_Written request_
An exact copy of all the data is required, with pictures left out.

_Input data_
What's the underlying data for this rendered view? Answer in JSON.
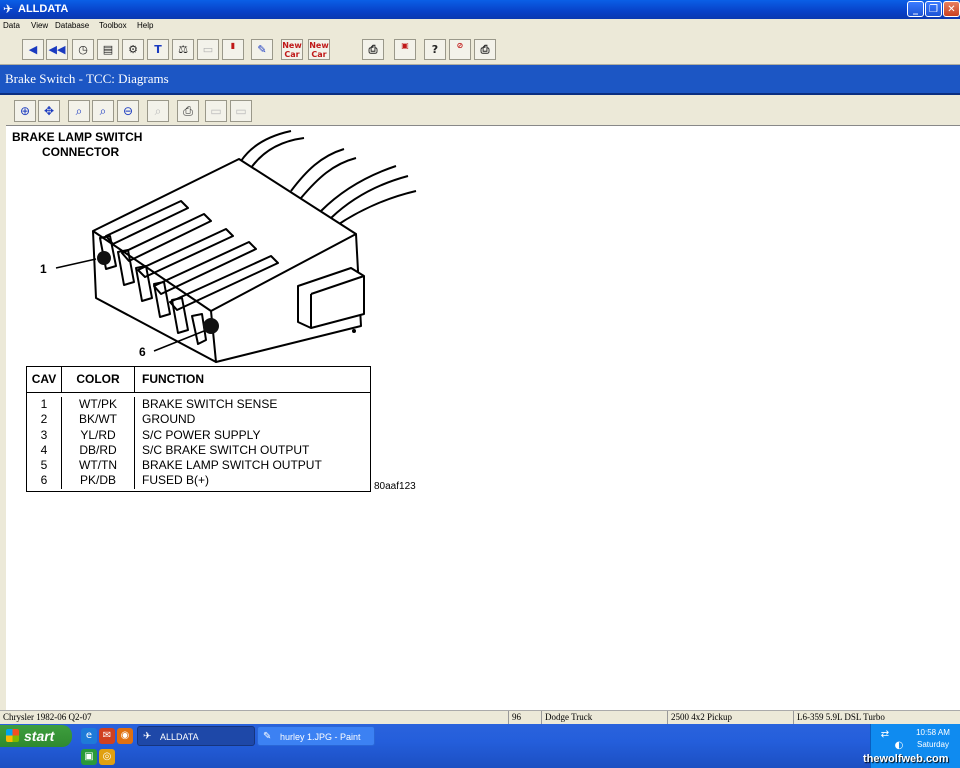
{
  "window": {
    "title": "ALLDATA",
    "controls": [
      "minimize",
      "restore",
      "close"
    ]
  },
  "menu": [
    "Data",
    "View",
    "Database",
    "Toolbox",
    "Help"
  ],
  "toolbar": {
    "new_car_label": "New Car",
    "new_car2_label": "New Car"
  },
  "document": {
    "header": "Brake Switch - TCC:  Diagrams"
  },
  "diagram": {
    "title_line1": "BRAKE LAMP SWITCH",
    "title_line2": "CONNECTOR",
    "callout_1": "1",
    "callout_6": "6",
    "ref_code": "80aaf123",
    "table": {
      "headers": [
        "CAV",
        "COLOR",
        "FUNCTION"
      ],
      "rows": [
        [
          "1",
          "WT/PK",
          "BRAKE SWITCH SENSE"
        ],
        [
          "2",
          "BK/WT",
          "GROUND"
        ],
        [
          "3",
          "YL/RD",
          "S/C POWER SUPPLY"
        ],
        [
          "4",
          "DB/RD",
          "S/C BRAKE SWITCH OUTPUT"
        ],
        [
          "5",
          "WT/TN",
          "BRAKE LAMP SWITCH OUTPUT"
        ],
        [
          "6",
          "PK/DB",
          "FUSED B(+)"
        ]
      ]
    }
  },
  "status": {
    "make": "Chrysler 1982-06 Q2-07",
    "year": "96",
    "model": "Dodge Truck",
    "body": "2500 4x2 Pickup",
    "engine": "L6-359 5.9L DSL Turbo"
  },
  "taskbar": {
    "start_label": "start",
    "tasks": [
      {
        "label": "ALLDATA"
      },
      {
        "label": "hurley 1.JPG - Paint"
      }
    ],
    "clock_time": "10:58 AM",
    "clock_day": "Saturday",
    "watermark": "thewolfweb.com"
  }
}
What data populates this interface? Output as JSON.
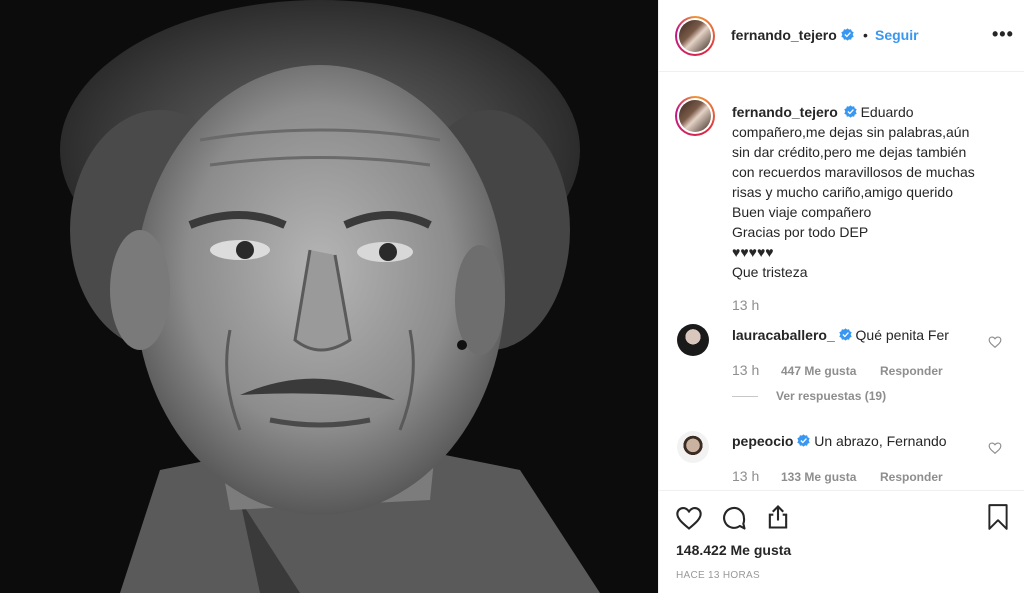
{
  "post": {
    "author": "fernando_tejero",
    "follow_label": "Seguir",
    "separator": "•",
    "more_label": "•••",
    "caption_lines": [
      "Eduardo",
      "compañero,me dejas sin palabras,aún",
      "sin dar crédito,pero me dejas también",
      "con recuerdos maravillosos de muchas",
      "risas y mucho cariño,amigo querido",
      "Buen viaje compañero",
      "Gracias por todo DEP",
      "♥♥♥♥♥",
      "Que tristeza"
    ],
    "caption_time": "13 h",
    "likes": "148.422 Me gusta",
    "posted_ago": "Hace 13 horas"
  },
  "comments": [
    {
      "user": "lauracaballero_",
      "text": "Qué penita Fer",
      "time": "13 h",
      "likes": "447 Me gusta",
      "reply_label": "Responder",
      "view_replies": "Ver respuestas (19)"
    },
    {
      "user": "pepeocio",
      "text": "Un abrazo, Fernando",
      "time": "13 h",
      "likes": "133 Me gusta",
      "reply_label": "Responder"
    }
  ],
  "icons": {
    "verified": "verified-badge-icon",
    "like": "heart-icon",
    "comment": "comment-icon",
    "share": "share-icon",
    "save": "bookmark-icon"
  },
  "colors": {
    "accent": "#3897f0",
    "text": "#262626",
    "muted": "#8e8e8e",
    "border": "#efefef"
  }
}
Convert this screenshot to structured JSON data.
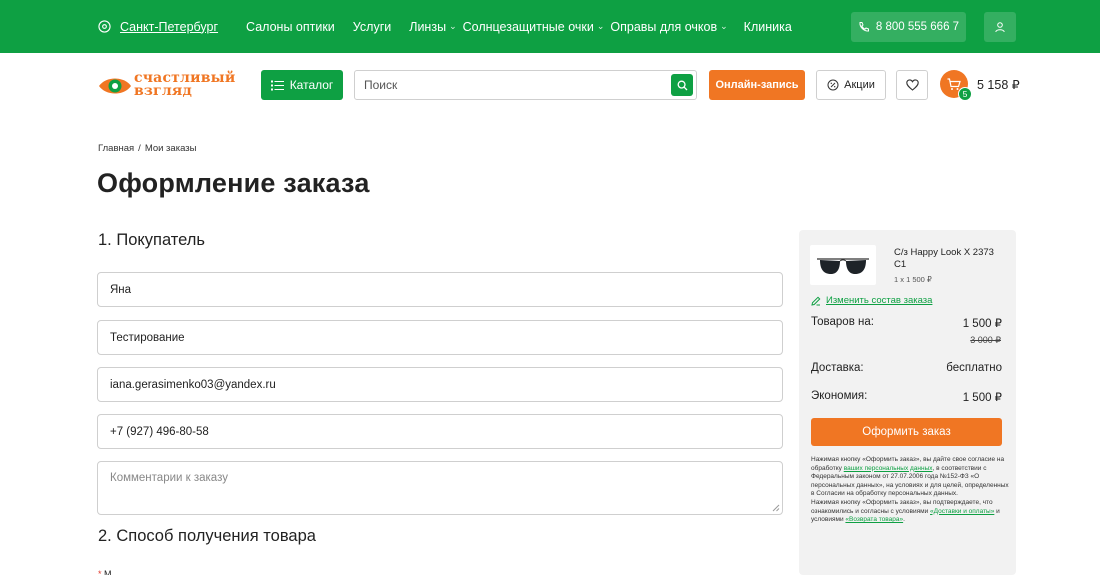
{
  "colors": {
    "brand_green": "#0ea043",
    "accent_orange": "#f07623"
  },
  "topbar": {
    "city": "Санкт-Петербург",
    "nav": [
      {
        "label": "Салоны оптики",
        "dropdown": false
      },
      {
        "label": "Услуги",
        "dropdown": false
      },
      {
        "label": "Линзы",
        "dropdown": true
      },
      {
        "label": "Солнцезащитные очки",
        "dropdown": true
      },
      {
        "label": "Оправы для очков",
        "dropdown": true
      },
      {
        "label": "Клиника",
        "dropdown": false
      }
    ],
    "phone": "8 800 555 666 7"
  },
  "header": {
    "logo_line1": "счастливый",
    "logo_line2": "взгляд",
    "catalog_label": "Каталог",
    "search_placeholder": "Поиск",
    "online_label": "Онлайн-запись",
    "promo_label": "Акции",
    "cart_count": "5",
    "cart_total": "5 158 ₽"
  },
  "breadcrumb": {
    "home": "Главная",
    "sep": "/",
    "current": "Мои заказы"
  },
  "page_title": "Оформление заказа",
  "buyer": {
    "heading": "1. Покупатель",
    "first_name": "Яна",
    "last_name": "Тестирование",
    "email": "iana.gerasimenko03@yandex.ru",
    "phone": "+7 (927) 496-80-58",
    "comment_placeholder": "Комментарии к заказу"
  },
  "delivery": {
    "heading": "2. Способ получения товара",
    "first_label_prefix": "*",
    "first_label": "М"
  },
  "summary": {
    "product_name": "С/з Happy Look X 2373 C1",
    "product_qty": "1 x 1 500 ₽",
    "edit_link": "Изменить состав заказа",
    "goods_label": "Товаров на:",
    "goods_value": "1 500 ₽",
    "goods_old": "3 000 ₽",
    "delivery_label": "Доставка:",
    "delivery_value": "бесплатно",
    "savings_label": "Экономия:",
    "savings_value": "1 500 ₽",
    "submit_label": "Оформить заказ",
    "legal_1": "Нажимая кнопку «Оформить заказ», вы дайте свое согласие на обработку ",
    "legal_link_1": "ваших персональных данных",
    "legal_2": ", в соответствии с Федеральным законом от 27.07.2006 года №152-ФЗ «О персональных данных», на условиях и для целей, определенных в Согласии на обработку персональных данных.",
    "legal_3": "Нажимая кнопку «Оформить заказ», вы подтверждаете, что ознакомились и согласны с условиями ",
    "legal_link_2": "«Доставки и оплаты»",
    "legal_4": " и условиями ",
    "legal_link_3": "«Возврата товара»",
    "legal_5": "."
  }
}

_Final result_
What's the underlying data for this rendered view? Answer in JSON.
{
  "window": {
    "title": "ALLDATA",
    "controls": [
      "minimize",
      "restore",
      "close"
    ]
  },
  "menu": [
    "Data",
    "View",
    "Database",
    "Toolbox",
    "Help"
  ],
  "toolbar": {
    "new_car_label": "New Car",
    "new_car2_label": "New Car"
  },
  "document": {
    "header": "Brake Switch - TCC:  Diagrams"
  },
  "diagram": {
    "title_line1": "BRAKE LAMP SWITCH",
    "title_line2": "CONNECTOR",
    "callout_1": "1",
    "callout_6": "6",
    "ref_code": "80aaf123",
    "table": {
      "headers": [
        "CAV",
        "COLOR",
        "FUNCTION"
      ],
      "rows": [
        [
          "1",
          "WT/PK",
          "BRAKE SWITCH SENSE"
        ],
        [
          "2",
          "BK/WT",
          "GROUND"
        ],
        [
          "3",
          "YL/RD",
          "S/C POWER SUPPLY"
        ],
        [
          "4",
          "DB/RD",
          "S/C BRAKE SWITCH OUTPUT"
        ],
        [
          "5",
          "WT/TN",
          "BRAKE LAMP SWITCH OUTPUT"
        ],
        [
          "6",
          "PK/DB",
          "FUSED B(+)"
        ]
      ]
    }
  },
  "status": {
    "make": "Chrysler 1982-06 Q2-07",
    "year": "96",
    "model": "Dodge Truck",
    "body": "2500 4x2 Pickup",
    "engine": "L6-359 5.9L DSL Turbo"
  },
  "taskbar": {
    "start_label": "start",
    "tasks": [
      {
        "label": "ALLDATA"
      },
      {
        "label": "hurley 1.JPG - Paint"
      }
    ],
    "clock_time": "10:58 AM",
    "clock_day": "Saturday",
    "watermark": "thewolfweb.com"
  }
}
What data populates this interface? Output as JSON.
{
  "post": {
    "author": "fernando_tejero",
    "follow_label": "Seguir",
    "separator": "•",
    "more_label": "•••",
    "caption_lines": [
      "Eduardo",
      "compañero,me dejas sin palabras,aún",
      "sin dar crédito,pero me dejas también",
      "con recuerdos maravillosos de muchas",
      "risas y mucho cariño,amigo querido",
      "Buen viaje compañero",
      "Gracias por todo DEP",
      "♥♥♥♥♥",
      "Que tristeza"
    ],
    "caption_time": "13 h",
    "likes": "148.422 Me gusta",
    "posted_ago": "Hace 13 horas"
  },
  "comments": [
    {
      "user": "lauracaballero_",
      "text": "Qué penita Fer",
      "time": "13 h",
      "likes": "447 Me gusta",
      "reply_label": "Responder",
      "view_replies": "Ver respuestas (19)"
    },
    {
      "user": "pepeocio",
      "text": "Un abrazo, Fernando",
      "time": "13 h",
      "likes": "133 Me gusta",
      "reply_label": "Responder"
    }
  ],
  "icons": {
    "verified": "verified-badge-icon",
    "like": "heart-icon",
    "comment": "comment-icon",
    "share": "share-icon",
    "save": "bookmark-icon"
  },
  "colors": {
    "accent": "#3897f0",
    "text": "#262626",
    "muted": "#8e8e8e",
    "border": "#efefef"
  }
}
Convert this screenshot to structured JSON data.
{
  "colors": {
    "brand_green": "#0ea043",
    "accent_orange": "#f07623"
  },
  "topbar": {
    "city": "Санкт-Петербург",
    "nav": [
      {
        "label": "Салоны оптики",
        "dropdown": false
      },
      {
        "label": "Услуги",
        "dropdown": false
      },
      {
        "label": "Линзы",
        "dropdown": true
      },
      {
        "label": "Солнцезащитные очки",
        "dropdown": true
      },
      {
        "label": "Оправы для очков",
        "dropdown": true
      },
      {
        "label": "Клиника",
        "dropdown": false
      }
    ],
    "phone": "8 800 555 666 7"
  },
  "header": {
    "logo_line1": "счастливый",
    "logo_line2": "взгляд",
    "catalog_label": "Каталог",
    "search_placeholder": "Поиск",
    "online_label": "Онлайн-запись",
    "promo_label": "Акции",
    "cart_count": "5",
    "cart_total": "5 158 ₽"
  },
  "breadcrumb": {
    "home": "Главная",
    "sep": "/",
    "current": "Мои заказы"
  },
  "page_title": "Оформление заказа",
  "buyer": {
    "heading": "1. Покупатель",
    "first_name": "Яна",
    "last_name": "Тестирование",
    "email": "iana.gerasimenko03@yandex.ru",
    "phone": "+7 (927) 496-80-58",
    "comment_placeholder": "Комментарии к заказу"
  },
  "delivery": {
    "heading": "2. Способ получения товара",
    "first_label_prefix": "*",
    "first_label": "М"
  },
  "summary": {
    "product_name": "С/з Happy Look X 2373 C1",
    "product_qty": "1 x 1 500 ₽",
    "edit_link": "Изменить состав заказа",
    "goods_label": "Товаров на:",
    "goods_value": "1 500 ₽",
    "goods_old": "3 000 ₽",
    "delivery_label": "Доставка:",
    "delivery_value": "бесплатно",
    "savings_label": "Экономия:",
    "savings_value": "1 500 ₽",
    "submit_label": "Оформить заказ",
    "legal_1": "Нажимая кнопку «Оформить заказ», вы дайте свое согласие на обработку ",
    "legal_link_1": "ваших персональных данных",
    "legal_2": ", в соответствии с Федеральным законом от 27.07.2006 года №152-ФЗ «О персональных данных», на условиях и для целей, определенных в Согласии на обработку персональных данных.",
    "legal_3": "Нажимая кнопку «Оформить заказ», вы подтверждаете, что ознакомились и согласны с условиями ",
    "legal_link_2": "«Доставки и оплаты»",
    "legal_4": " и условиями ",
    "legal_link_3": "«Возврата товара»",
    "legal_5": "."
  }
}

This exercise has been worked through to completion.